PROVIDED MATERIAL:
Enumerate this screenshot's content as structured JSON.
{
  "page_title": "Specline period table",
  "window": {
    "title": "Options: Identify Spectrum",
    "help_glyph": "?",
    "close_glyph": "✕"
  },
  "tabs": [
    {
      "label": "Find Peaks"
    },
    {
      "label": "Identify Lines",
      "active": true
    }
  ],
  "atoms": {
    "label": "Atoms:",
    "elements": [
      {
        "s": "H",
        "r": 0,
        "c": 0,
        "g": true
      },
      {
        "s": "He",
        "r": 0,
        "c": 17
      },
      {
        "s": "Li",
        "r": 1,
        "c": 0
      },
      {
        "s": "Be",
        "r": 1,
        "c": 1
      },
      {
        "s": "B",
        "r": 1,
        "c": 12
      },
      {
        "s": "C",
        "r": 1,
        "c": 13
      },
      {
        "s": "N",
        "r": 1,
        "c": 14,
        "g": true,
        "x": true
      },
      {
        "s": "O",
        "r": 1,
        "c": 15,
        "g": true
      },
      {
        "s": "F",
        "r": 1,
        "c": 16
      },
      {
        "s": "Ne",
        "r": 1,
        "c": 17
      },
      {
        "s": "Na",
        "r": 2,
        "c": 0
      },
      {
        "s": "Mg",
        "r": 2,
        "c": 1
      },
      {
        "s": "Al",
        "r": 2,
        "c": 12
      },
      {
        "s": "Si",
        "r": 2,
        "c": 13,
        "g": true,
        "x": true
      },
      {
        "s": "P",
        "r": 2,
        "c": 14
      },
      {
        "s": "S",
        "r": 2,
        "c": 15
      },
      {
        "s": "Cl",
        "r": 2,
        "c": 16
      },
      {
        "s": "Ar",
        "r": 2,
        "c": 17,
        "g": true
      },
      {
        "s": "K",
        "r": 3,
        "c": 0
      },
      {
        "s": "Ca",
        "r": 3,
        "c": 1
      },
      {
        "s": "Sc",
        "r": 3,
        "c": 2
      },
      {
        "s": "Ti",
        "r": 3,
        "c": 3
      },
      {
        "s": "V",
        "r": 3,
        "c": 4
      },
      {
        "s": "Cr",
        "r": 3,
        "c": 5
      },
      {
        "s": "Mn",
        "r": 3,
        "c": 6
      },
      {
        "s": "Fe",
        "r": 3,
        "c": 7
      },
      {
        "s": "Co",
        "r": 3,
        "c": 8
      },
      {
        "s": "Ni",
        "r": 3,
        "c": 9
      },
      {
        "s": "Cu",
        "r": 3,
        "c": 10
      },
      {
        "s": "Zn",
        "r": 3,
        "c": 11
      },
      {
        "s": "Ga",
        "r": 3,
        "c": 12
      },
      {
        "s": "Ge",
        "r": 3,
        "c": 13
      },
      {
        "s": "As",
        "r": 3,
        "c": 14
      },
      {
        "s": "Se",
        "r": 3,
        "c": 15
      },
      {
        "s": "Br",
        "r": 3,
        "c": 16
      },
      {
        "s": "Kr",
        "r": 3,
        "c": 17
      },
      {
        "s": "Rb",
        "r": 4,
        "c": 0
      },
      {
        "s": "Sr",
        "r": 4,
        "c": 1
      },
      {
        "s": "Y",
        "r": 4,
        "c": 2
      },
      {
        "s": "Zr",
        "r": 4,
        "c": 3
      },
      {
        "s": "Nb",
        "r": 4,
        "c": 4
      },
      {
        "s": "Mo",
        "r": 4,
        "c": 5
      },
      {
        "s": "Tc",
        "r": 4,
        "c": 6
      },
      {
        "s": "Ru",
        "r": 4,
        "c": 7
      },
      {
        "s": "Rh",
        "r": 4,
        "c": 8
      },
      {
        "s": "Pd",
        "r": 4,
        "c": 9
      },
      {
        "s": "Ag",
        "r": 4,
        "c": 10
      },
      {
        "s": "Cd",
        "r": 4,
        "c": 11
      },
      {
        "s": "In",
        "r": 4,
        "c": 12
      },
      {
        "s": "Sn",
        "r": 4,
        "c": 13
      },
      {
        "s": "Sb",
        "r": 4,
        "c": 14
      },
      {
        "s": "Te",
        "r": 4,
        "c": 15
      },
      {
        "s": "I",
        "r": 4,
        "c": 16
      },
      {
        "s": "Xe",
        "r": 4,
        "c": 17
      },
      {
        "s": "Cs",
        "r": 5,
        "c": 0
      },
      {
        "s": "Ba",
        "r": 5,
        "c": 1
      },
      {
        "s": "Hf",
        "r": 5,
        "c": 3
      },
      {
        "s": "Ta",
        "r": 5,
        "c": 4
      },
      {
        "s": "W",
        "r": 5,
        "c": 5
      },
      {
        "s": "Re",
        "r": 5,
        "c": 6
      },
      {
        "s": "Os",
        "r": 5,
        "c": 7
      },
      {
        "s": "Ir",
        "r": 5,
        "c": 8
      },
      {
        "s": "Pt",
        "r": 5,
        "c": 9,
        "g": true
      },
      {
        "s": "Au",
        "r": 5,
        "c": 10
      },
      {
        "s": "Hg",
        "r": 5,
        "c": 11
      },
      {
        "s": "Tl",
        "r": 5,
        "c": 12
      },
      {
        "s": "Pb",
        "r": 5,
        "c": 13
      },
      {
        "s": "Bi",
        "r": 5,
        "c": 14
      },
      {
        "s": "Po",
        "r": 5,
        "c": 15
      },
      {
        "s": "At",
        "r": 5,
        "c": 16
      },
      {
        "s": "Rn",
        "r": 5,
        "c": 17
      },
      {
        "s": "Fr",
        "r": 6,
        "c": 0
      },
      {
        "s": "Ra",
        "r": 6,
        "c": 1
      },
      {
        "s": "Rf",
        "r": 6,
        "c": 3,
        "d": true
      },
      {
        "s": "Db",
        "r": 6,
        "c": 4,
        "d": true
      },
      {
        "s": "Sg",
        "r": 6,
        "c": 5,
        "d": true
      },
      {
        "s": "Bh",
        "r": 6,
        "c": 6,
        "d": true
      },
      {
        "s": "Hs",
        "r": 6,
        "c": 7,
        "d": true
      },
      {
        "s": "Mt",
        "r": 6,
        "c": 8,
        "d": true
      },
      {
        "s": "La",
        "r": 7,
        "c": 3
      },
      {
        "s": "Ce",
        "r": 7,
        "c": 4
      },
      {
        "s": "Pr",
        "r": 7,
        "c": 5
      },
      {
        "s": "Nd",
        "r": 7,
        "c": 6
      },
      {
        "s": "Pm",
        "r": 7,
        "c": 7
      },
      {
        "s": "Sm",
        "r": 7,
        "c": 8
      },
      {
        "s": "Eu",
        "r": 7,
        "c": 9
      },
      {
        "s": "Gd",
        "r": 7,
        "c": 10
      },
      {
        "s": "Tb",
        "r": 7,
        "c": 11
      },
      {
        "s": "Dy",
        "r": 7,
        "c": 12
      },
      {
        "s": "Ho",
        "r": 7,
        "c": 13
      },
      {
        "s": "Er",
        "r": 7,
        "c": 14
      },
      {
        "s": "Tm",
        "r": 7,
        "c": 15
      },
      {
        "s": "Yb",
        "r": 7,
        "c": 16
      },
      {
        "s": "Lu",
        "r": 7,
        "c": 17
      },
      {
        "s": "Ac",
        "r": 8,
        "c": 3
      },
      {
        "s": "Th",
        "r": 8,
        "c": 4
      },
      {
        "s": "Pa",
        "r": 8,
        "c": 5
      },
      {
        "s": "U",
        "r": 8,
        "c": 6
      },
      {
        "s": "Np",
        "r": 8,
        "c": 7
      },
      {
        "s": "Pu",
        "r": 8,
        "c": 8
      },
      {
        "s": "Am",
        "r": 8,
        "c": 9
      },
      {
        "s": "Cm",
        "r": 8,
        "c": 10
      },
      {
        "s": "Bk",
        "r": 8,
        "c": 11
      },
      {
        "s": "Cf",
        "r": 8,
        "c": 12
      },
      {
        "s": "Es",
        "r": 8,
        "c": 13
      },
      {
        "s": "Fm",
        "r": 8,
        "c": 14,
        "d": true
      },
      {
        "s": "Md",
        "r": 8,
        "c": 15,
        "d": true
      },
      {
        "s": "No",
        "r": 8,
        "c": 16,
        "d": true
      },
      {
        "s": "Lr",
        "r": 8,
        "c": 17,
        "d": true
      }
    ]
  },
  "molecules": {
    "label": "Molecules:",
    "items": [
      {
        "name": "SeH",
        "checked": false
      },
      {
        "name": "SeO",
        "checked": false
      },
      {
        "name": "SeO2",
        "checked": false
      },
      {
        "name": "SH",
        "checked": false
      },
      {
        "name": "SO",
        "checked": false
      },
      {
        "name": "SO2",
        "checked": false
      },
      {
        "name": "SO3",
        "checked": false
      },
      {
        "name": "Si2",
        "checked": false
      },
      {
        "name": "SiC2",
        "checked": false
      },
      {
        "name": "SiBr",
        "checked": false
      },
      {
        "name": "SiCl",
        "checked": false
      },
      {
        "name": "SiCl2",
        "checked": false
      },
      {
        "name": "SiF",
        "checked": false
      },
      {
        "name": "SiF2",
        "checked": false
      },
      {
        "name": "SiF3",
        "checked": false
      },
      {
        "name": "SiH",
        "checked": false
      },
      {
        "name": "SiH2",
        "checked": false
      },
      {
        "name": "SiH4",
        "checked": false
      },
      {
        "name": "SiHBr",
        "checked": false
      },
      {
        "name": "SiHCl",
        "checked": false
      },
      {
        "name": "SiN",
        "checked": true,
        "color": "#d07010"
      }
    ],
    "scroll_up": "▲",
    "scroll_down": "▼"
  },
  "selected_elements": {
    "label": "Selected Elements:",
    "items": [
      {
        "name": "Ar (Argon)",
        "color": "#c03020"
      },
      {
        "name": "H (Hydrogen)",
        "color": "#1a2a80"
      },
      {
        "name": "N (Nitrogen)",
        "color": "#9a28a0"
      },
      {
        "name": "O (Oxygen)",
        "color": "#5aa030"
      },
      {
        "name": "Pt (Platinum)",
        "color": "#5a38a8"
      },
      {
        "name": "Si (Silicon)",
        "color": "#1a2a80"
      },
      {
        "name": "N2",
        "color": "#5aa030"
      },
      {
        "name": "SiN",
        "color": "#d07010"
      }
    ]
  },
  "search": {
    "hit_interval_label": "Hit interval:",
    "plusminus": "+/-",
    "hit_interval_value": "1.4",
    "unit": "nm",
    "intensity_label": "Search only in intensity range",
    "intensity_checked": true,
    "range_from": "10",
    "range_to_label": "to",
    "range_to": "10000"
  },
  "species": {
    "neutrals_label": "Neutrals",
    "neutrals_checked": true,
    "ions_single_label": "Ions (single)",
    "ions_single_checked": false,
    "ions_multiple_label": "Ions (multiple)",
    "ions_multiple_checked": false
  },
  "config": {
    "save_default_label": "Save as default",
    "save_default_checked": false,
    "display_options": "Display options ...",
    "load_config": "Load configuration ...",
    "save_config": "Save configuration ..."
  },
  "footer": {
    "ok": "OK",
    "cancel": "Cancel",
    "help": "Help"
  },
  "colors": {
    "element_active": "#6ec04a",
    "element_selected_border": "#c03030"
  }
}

WHAT YOU ARE ASKED TO DO:
Find how many lines hold the string "Identify", and state that number alone.

RESULT:
2